YOUR TASK | Count every line of the listing where the string "args" occurs, and reply with the count alone.

>> Begin RAW DATA

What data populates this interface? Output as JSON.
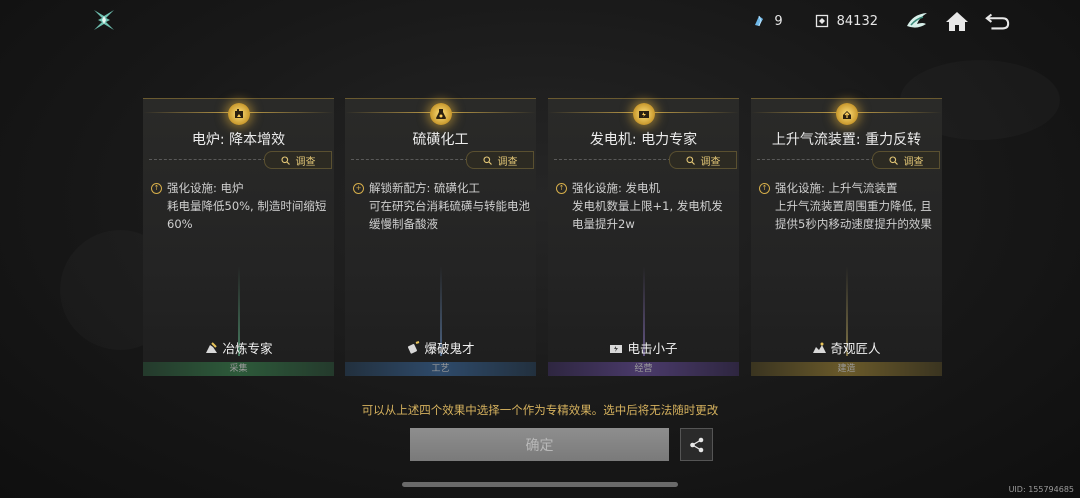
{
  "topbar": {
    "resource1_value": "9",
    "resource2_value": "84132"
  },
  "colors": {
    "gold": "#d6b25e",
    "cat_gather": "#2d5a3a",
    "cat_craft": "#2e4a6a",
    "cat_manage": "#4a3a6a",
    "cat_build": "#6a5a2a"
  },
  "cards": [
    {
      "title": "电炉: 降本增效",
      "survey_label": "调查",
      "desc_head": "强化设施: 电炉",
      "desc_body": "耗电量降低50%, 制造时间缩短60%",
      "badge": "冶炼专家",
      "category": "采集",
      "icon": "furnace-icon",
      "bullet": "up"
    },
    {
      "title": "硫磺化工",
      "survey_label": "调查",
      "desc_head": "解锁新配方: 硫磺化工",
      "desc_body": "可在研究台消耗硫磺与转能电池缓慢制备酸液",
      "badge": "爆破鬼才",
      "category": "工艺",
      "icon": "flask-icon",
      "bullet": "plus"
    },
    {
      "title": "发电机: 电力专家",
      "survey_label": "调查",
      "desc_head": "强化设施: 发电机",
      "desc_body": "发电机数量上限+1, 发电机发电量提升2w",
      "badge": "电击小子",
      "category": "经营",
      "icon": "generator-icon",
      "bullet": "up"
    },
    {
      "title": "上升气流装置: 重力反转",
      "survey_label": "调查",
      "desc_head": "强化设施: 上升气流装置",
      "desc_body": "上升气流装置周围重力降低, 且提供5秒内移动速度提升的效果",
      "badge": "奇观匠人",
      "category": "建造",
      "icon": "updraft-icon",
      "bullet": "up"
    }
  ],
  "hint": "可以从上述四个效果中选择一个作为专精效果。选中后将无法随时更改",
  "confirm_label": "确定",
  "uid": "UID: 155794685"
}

>> End RAW DATA
>> Begin RAW DATA

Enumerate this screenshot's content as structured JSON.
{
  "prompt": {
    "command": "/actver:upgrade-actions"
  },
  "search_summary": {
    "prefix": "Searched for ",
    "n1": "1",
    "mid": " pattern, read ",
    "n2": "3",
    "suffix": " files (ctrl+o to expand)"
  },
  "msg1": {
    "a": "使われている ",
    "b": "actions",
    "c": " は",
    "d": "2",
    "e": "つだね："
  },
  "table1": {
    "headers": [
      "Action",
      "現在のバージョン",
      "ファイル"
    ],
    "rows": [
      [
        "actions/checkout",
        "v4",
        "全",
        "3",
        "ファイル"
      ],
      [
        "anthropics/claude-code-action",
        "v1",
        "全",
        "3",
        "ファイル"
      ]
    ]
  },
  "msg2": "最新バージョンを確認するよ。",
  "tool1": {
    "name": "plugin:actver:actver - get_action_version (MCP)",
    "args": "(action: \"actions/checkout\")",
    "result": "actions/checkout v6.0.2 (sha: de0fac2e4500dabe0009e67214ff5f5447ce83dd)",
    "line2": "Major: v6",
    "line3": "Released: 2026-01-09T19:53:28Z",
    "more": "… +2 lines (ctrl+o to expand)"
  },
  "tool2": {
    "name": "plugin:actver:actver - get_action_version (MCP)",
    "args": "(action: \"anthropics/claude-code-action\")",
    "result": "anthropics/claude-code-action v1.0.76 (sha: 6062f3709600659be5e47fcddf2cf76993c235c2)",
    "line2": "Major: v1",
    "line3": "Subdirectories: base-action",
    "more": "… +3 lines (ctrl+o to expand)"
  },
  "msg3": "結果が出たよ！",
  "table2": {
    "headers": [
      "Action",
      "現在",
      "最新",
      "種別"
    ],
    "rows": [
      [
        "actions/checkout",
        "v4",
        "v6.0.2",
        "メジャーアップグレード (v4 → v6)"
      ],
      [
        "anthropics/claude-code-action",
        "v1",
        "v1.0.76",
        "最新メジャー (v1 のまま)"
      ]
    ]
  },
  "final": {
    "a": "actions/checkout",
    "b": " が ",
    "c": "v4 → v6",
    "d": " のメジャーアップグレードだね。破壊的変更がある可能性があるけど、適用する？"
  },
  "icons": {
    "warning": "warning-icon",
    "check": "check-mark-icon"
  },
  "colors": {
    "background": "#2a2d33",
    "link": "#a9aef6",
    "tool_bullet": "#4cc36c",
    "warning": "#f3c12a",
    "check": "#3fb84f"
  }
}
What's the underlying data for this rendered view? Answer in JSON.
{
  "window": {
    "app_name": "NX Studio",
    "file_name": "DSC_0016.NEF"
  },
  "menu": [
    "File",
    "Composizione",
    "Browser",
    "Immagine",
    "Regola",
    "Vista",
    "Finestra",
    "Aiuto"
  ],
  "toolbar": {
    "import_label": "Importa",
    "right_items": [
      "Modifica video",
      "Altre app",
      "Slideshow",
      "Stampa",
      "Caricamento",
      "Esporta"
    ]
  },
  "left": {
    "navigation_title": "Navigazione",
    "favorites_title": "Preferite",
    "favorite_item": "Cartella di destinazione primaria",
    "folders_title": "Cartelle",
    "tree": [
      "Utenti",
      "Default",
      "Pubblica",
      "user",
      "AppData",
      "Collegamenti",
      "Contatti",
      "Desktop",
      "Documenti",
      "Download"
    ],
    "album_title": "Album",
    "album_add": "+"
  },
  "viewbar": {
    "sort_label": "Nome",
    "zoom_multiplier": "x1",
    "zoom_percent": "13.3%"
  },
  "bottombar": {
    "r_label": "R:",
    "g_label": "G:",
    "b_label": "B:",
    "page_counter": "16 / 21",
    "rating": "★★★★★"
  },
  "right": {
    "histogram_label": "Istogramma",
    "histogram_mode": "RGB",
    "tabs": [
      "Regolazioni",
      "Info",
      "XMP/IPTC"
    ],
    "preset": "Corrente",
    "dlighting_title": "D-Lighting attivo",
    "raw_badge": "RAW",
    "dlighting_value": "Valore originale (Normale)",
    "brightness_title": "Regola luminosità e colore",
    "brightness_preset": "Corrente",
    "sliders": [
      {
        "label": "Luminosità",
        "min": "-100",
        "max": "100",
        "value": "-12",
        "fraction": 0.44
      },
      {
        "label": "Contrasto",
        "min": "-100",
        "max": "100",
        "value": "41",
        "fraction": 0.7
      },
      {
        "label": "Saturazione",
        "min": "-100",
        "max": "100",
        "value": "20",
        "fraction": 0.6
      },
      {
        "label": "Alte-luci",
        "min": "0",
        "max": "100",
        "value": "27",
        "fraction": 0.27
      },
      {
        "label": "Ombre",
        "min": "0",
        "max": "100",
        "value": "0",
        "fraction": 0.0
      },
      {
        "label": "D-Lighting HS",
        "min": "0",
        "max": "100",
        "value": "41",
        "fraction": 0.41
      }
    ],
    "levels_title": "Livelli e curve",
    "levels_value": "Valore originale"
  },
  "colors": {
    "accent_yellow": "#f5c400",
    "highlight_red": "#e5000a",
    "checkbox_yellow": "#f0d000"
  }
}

>> End RAW DATA

OUTPUT FOR THIS TASK | 2